● TEXT PROVIDED
(begin)

New York Indemnity Co. v. Rasmusson

Decision Date02 August 1932
Docket NumberNo. 236.,236.
Citation1 F. Supp. 156
PartiesNEW YORK INDEMNITY CO. v. RASMUSSON et al.
CourtU.S. District Court — Southern District of Texas

Templeton, Brooks, Napier & Brown, of San Antonio, Tex., for plaintiff.

Leo Brewer, Olind H. Pitman, and I. M. Wilford, all of San Antonio, Tex., for defendants.

KENNERLY, District Judge.

This is a hearing on defendants' pleading, denominated a special demurrer, but treated as a motion questioning the jurisdiction of this court, the validity of the process, and the service of process upon defendants, in this cause.

The pleadings and exhibits filed in connection therewith disclose that Alfred Rasmusson, a nonresident of Texas, an employee of the White Sewing Machine Company, also a nonresident of Texas, was injured in the course of his employment, near Beeville, Tex., within this division of this district, on December 9, 1930, and died at Beeville from such injuries on December 12, 1930. The White Sewing Machine Company was an employer and subscriber, deceased was an employee, and plaintiff an insurance company which underwrote the liability of such employer to its employees, under the Texas Workmen's Compensation Law (title 130, articles 8306 to 8309, Texas Revised Civil Statutes of 1925 and amendments Vernon's Ann. Civ. St. art. 8306 et seq.).

Deceased was survived by his wife, Mrs. Mattie Rasmusson, a dependent daughter, Maxine Elinor Rasmusson, and a minor son, Daniel Click Rasmusson (section 8a, article 8306). Seasonably, a claim for compensation under such Compensation Law was duly made by such survivors, such claim heard by the industrial accident board (article 8307), and an award made by such board in favor of such survivors against plaintiff. Moving under such Compensation Law, plaintiff brings this suit against such survivors, and against Ralph N. Kellam and Leo Brewer (their attorneys), to set aside such award. Plaintiff alleges that it is a citizen of the state of New York, that such survivors and defendant Kellam are citizens of the state of Pennsylvania, and that defendant Brewer is a citizen of Texas. It is alleged that Brewer resides in Bexar county, Tex., i. e. in the Western (and not in this) Judicial District. The matter in controversy, exclusive of interest and costs, exceeds $3,000.

1. That this court has jurisdiction of the subject-matter of this suit there can be no doubt. See section 5, article 8307, Texas Revised Civil Statutes of 1925 and amendments (as amended by Acts 1931, c. 224, § 1 Vernon's Ann. Civ. St. art. 8307, § 5),1 and Ellis v. Associated Industries Ins. Corp. (C. C. A.) 24 F.(2d) 809, 810,2 and cases there cited. Also subdivision 1, § 41, title 28, USCA.

(end)

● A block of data
(begin)

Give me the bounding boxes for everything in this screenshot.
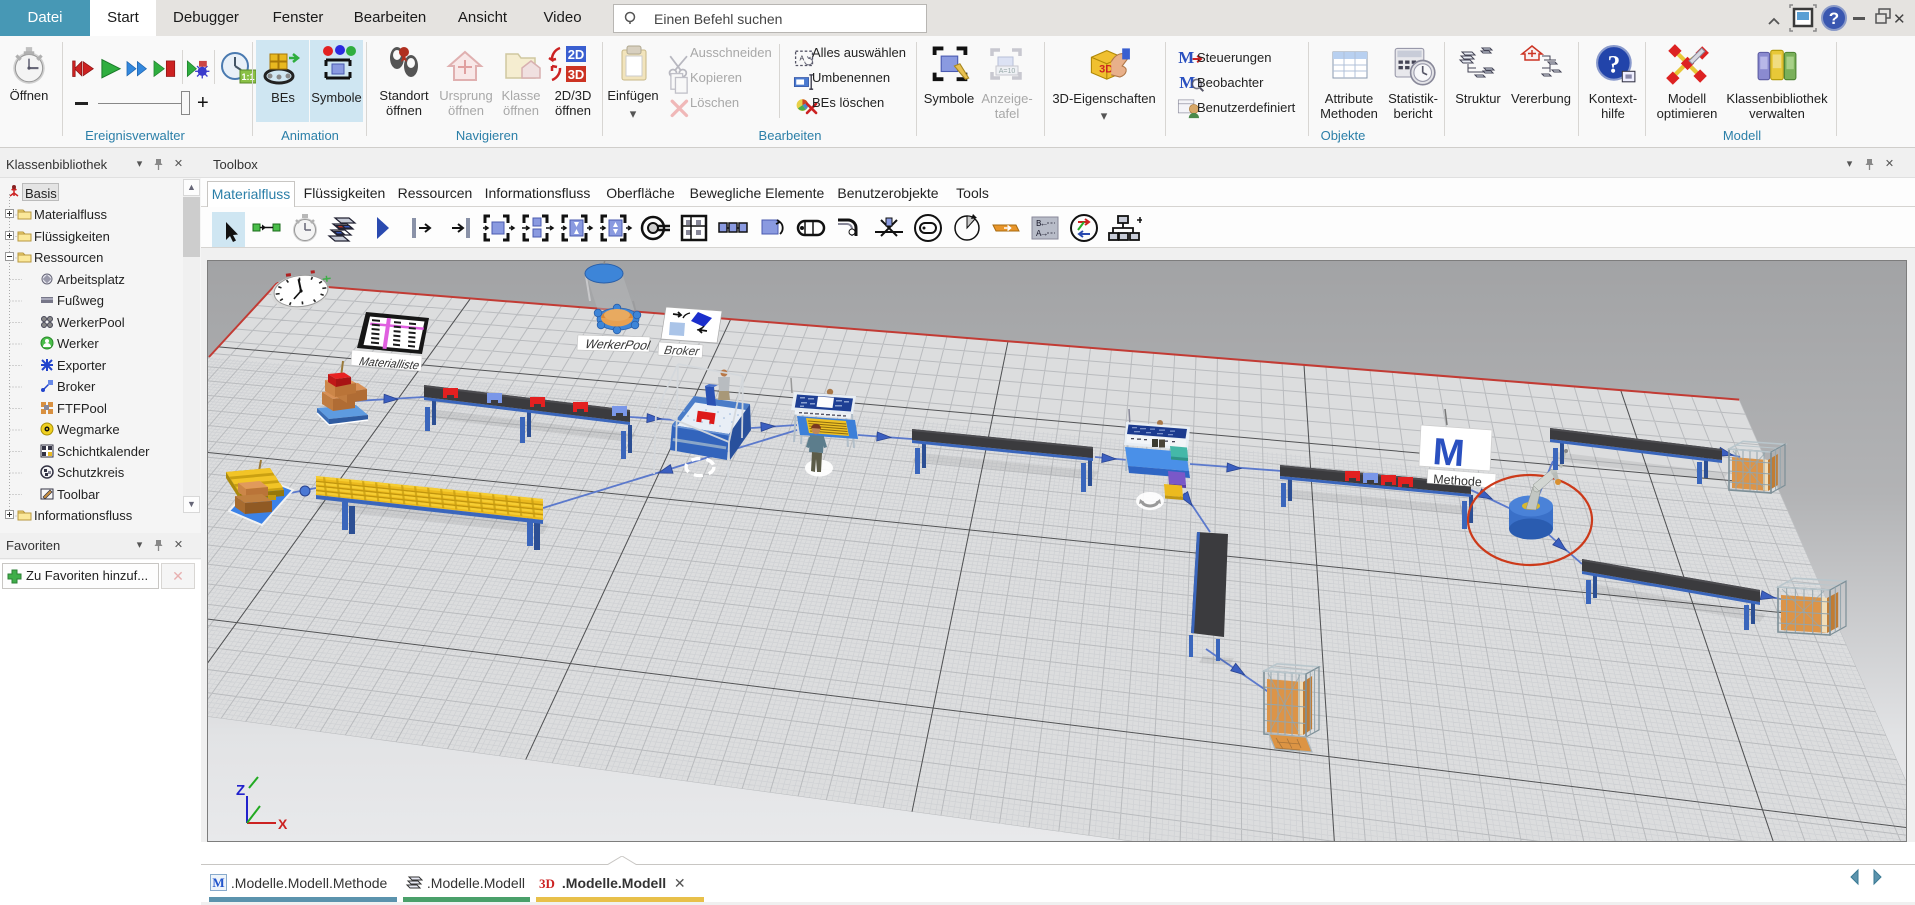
svg-text:Z: Z (236, 782, 245, 799)
svg-text:B←: B← (1036, 219, 1047, 229)
svg-text:3D: 3D (568, 67, 585, 82)
svg-text:?: ? (1608, 51, 1621, 78)
svg-text:2D: 2D (568, 47, 585, 62)
svg-text:M: M (1178, 48, 1194, 67)
svg-text:A=10: A=10 (999, 68, 1016, 75)
svg-text:M: M (212, 875, 224, 890)
svg-text:WerkerPool: WerkerPool (583, 336, 653, 352)
svg-text:3D: 3D (539, 876, 555, 891)
svg-text:?: ? (1829, 9, 1839, 28)
svg-text:M: M (1431, 431, 1466, 475)
svg-text:3D: 3D (1099, 64, 1113, 76)
svg-text:X: X (278, 816, 288, 832)
svg-text:Broker: Broker (662, 343, 702, 358)
svg-text:A: A (800, 54, 805, 62)
svg-text:A→: A→ (1036, 229, 1047, 239)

(end)

● EXERCISE TASKS
- 1) Please return the passage of the court opinion from "Templeton, Brooks, Napier" to "Tex., for defendants.".
- 2) Name each survivor of Alfred Rasmusson identified in the court opinion.
- 3) Continue the court opinion after its last sentence.

● ANSWERS PER TASK
- 1)
Templeton, Brooks, Napier & Brown, of San Antonio, Tex., for plaintiff.

Leo Brewer, Olind H. Pitman, and I. M. Wilford, all of San Antonio, Tex., for defendants.

- 2)
Mrs. Mattie Rasmusson (wife)
Maxine Elinor Rasmusson (dependent daughter)
Daniel Click Rasmusson (minor son)

- 3)
2. That this is not a suit of a local nature, within the meaning of sections 115, 116, and 118, title 28, USCA,3 is clear. If the award against plaintiff in favor of defendants by the industrial accident board at Austin be held to be a res, within the meaning of such sections (and I do not so hold), the situs of such res is in the Western District of Texas, and not in this district. Jurisdiction in this district of the subject-matter of a suit to set aside such award would not serve to transfer the situs of such res to this district.

3. This not being a suit of a local nature, the process issued and served, on the theory that it is, is without effect and invalid, and should be quashed. Creager v. P. F. Collier & Son Co. (D. C.) 36 F.(2d) 781, 782.

4. Neither the plaintiff nor the defendants being inhabitants of this district, it is certain that the venue is not in this district. See sections 112, 113, and 114, title 28, USCA4; Robertson v. Railroad Labor Board, 268 U. S. 621, 45 S. Ct. 621, 622, 69 L. Ed. 1121, and cases cited in footnote 2 thereto.

5. The process issued in this case, and served on defendants in the respective districts of which they are inhabitants, is ineffective and void. In Robertson v. Railroad Labor Board, supra, it is said:

"Congress clearly has the power to authorize a suit under a federal law to be brought in any inferior federal court. Congress has power, likewise, to provide that the process of every District Court shall run into every part of the United States. Toland v. Sprague, 12 Pet. 300, 328, 9 L. Ed. 1093, 1104; United States v. Union P. R. Co., 98 U. S. 569, 604, 25 L. Ed. 143, 151. But it has not done so.

"* * * Under the general provisions of law, a United States District Court cannot issue process beyond the limits of the district. Harkness v. Hyde, 98 U. S. 476, 25 L. Ed. 237; Ex parte Graham, 3 Wash. C. C. 456 Fed. Cas. No. 5,657. And a defendant in a civil suit can be subjected to its jurisdiction in personam only by service within the district. Toland v. Sprague, 12 Pet. 300, 330, 9 L. Ed. 1093, 1105. Such was the general rule established by the Judiciary Act September 24, 1789, c. 20, § 11, 1 Stat. 73, 79 Comp. Stat. Sec. 1033, in accordance with the practice at the common law. Picquet v. Swan, 5 Mason, 35, 39 et seq., Fed. Cas. No. 11,134. And such has been the general rule ever since. Munter v. Weil Corset Co., 261 U. S. 276, 279, 67 L. Ed. 652, 654, 43 S. Ct. 347."

There are some inapplicable exceptions under sections 113 and 114, and under certain legislation on special subjects, but this is the general rule, and is controlling here.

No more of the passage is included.